** start of Record extracts **

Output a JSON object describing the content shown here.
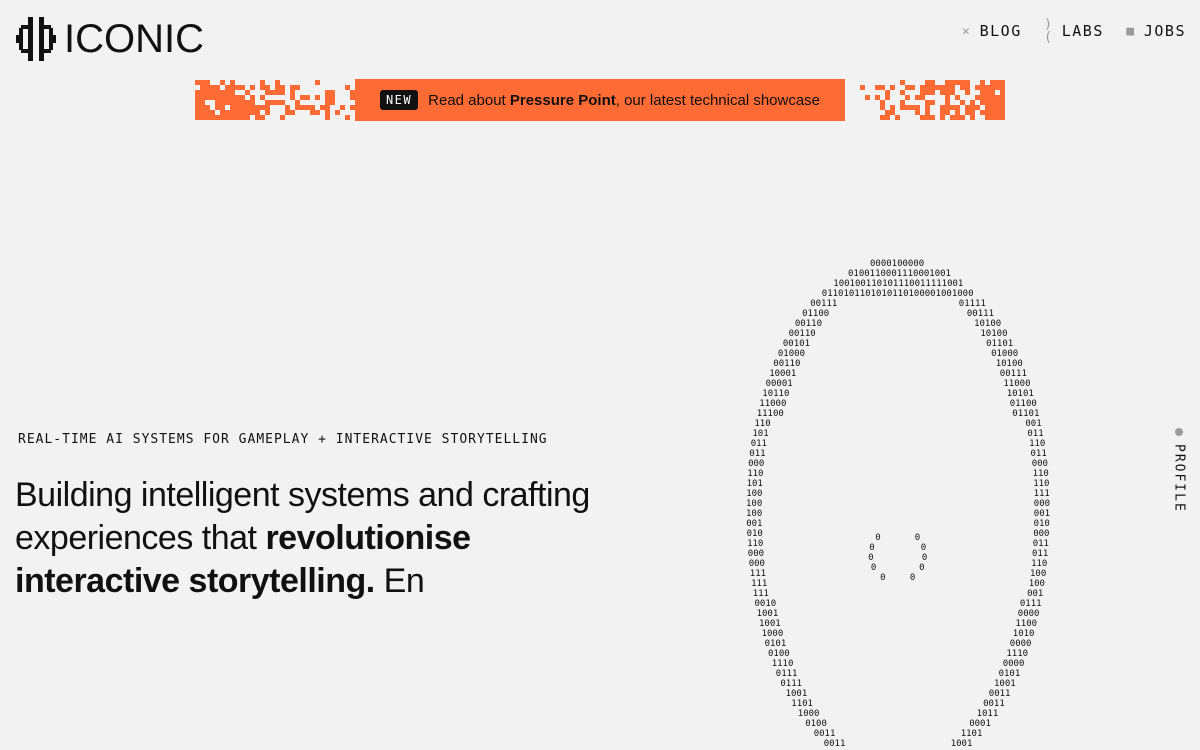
{
  "brand": {
    "name": "ICONIC",
    "logo_icon": "iconic-logo-mark"
  },
  "nav": {
    "items": [
      {
        "label": "BLOG",
        "icon": "x-icon"
      },
      {
        "label": "LABS",
        "icon": "iconic-mini-icon"
      },
      {
        "label": "JOBS",
        "icon": "square-icon"
      }
    ]
  },
  "banner": {
    "badge": "NEW",
    "text_before": "Read about ",
    "highlight": "Pressure Point",
    "text_after": ", our latest technical showcase"
  },
  "hero": {
    "eyebrow": "REAL-TIME AI SYSTEMS FOR GAMEPLAY + INTERACTIVE STORYTELLING",
    "headline_part1": "Building intelligent systems and crafting experiences that ",
    "headline_strong": "revolutionise interactive storytelling.",
    "headline_part2": " En"
  },
  "side_tab": {
    "label": "PROFILE"
  },
  "colors": {
    "background": "#f2f2f2",
    "accent": "#ff6b35",
    "text": "#111111",
    "muted": "#9a9a9a"
  }
}
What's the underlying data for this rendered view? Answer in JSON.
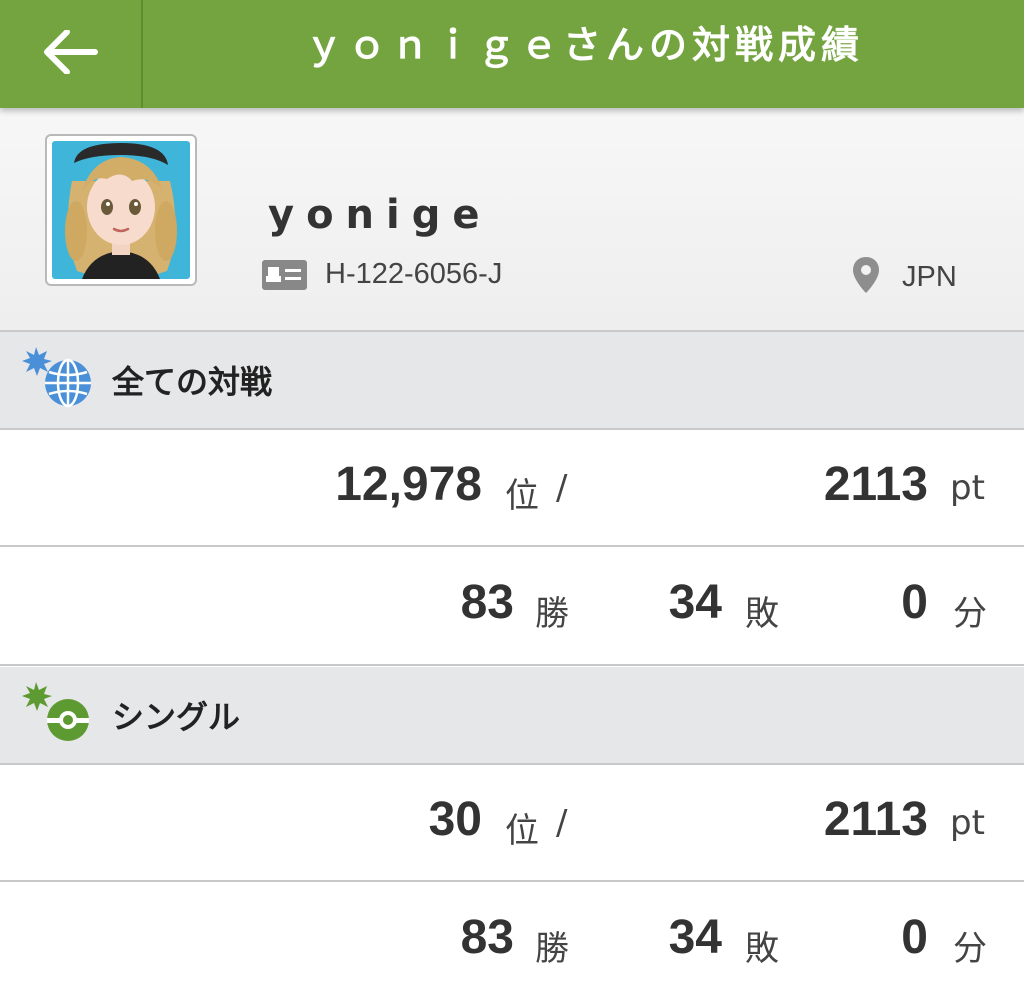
{
  "header": {
    "title": "ｙｏｎｉｇｅさんの対戦成績"
  },
  "icons": {
    "back": "back-arrow-icon",
    "trainer_id": "id-card-icon",
    "location": "location-pin-icon",
    "all_battles": "globe-burst-icon",
    "single": "pokeball-burst-icon"
  },
  "colors": {
    "header_bg": "#74a43f",
    "icon_blue": "#4a90d9",
    "icon_green": "#5e9a32"
  },
  "profile": {
    "username": "yonige",
    "trainer_id": "H-122-6056-J",
    "region": "JPN"
  },
  "sections": [
    {
      "title": "全ての対戦",
      "rank": "12,978",
      "rank_unit": "位",
      "slash": "/",
      "points": "2113",
      "points_unit": "pt",
      "wins": "83",
      "wins_unit": "勝",
      "losses": "34",
      "losses_unit": "敗",
      "draws": "0",
      "draws_unit": "分"
    },
    {
      "title": "シングル",
      "rank": "30",
      "rank_unit": "位",
      "slash": "/",
      "points": "2113",
      "points_unit": "pt",
      "wins": "83",
      "wins_unit": "勝",
      "losses": "34",
      "losses_unit": "敗",
      "draws": "0",
      "draws_unit": "分"
    }
  ]
}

** end of Record extracts **

Stated task.
Using the listing above, pull out all lines that hold the word "label".

Complete output.
        "label": "BLOG",
        "label": "LABS",
        "label": "JOBS",
    "label": "PROFILE"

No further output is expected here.